** Goal of the exercise **
Each line below should be quoted exactly, please.

** Stored data **
********************
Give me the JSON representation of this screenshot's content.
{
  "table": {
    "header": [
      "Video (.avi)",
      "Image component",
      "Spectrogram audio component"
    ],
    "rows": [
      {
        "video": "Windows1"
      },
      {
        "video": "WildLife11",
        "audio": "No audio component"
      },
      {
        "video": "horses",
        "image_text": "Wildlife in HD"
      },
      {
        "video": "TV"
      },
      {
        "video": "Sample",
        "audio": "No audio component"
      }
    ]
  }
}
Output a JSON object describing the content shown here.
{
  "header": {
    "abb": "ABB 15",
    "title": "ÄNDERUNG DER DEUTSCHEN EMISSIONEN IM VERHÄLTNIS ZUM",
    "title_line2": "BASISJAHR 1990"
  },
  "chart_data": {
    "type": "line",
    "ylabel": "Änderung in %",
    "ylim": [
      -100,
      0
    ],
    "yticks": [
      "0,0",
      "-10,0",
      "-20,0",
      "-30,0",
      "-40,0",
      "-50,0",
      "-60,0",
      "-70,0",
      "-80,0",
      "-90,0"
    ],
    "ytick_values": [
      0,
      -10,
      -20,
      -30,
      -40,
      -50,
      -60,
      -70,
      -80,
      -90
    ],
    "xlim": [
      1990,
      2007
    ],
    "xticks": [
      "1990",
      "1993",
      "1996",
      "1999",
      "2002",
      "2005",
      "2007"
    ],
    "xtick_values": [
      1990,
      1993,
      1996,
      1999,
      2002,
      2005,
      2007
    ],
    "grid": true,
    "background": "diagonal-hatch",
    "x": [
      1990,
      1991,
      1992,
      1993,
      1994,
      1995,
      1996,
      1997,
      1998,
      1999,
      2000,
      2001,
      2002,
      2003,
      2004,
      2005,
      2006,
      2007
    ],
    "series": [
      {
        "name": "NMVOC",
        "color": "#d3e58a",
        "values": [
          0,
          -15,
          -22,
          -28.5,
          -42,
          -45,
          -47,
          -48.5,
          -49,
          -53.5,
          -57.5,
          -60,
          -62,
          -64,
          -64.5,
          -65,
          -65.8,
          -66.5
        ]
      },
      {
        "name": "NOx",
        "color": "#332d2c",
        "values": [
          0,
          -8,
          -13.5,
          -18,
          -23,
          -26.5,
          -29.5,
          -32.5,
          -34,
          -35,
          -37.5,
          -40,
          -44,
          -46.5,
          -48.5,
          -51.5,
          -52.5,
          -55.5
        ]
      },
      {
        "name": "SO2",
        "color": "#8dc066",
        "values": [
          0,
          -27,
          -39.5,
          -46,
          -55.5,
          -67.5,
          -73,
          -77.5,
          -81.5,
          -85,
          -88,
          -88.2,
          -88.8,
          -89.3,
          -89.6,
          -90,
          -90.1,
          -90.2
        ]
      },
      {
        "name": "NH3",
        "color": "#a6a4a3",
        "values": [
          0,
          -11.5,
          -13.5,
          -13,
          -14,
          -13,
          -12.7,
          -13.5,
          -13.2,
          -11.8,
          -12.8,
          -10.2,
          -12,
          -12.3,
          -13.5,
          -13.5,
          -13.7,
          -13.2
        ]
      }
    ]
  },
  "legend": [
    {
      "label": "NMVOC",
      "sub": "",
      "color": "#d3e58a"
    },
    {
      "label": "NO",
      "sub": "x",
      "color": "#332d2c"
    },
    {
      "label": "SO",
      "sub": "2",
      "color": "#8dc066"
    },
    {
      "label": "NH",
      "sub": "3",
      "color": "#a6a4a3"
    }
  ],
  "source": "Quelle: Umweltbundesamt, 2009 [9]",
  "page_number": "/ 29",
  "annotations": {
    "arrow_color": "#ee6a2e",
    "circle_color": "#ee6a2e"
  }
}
********************
** Exercise result **
Give me the JSON representation of this screenshot's content.
{
  "table": {
    "header": [
      "Video (.avi)",
      "Image component",
      "Spectrogram audio component"
    ],
    "rows": [
      {
        "video": "Windows1"
      },
      {
        "video": "WildLife11",
        "audio": "No audio component"
      },
      {
        "video": "horses",
        "image_text": "Wildlife in HD"
      },
      {
        "video": "TV"
      },
      {
        "video": "Sample",
        "audio": "No audio component"
      }
    ]
  }
}
Output a JSON object describing the content shown here.
{
  "header": {
    "abb": "ABB 15",
    "title": "ÄNDERUNG DER DEUTSCHEN EMISSIONEN IM VERHÄLTNIS ZUM",
    "title_line2": "BASISJAHR 1990"
  },
  "chart_data": {
    "type": "line",
    "ylabel": "Änderung in %",
    "ylim": [
      -100,
      0
    ],
    "yticks": [
      "0,0",
      "-10,0",
      "-20,0",
      "-30,0",
      "-40,0",
      "-50,0",
      "-60,0",
      "-70,0",
      "-80,0",
      "-90,0"
    ],
    "ytick_values": [
      0,
      -10,
      -20,
      -30,
      -40,
      -50,
      -60,
      -70,
      -80,
      -90
    ],
    "xlim": [
      1990,
      2007
    ],
    "xticks": [
      "1990",
      "1993",
      "1996",
      "1999",
      "2002",
      "2005",
      "2007"
    ],
    "xtick_values": [
      1990,
      1993,
      1996,
      1999,
      2002,
      2005,
      2007
    ],
    "grid": true,
    "background": "diagonal-hatch",
    "x": [
      1990,
      1991,
      1992,
      1993,
      1994,
      1995,
      1996,
      1997,
      1998,
      1999,
      2000,
      2001,
      2002,
      2003,
      2004,
      2005,
      2006,
      2007
    ],
    "series": [
      {
        "name": "NMVOC",
        "color": "#d3e58a",
        "values": [
          0,
          -15,
          -22,
          -28.5,
          -42,
          -45,
          -47,
          -48.5,
          -49,
          -53.5,
          -57.5,
          -60,
          -62,
          -64,
          -64.5,
          -65,
          -65.8,
          -66.5
        ]
      },
      {
        "name": "NOx",
        "color": "#332d2c",
        "values": [
          0,
          -8,
          -13.5,
          -18,
          -23,
          -26.5,
          -29.5,
          -32.5,
          -34,
          -35,
          -37.5,
          -40,
          -44,
          -46.5,
          -48.5,
          -51.5,
          -52.5,
          -55.5
        ]
      },
      {
        "name": "SO2",
        "color": "#8dc066",
        "values": [
          0,
          -27,
          -39.5,
          -46,
          -55.5,
          -67.5,
          -73,
          -77.5,
          -81.5,
          -85,
          -88,
          -88.2,
          -88.8,
          -89.3,
          -89.6,
          -90,
          -90.1,
          -90.2
        ]
      },
      {
        "name": "NH3",
        "color": "#a6a4a3",
        "values": [
          0,
          -11.5,
          -13.5,
          -13,
          -14,
          -13,
          -12.7,
          -13.5,
          -13.2,
          -11.8,
          -12.8,
          -10.2,
          -12,
          -12.3,
          -13.5,
          -13.5,
          -13.7,
          -13.2
        ]
      }
    ]
  },
  "legend": [
    {
      "label": "NMVOC",
      "sub": "",
      "color": "#d3e58a"
    },
    {
      "label": "NO",
      "sub": "x",
      "color": "#332d2c"
    },
    {
      "label": "SO",
      "sub": "2",
      "color": "#8dc066"
    },
    {
      "label": "NH",
      "sub": "3",
      "color": "#a6a4a3"
    }
  ],
  "source": "Quelle: Umweltbundesamt, 2009 [9]",
  "page_number": "/ 29",
  "annotations": {
    "arrow_color": "#ee6a2e",
    "circle_color": "#ee6a2e"
  }
}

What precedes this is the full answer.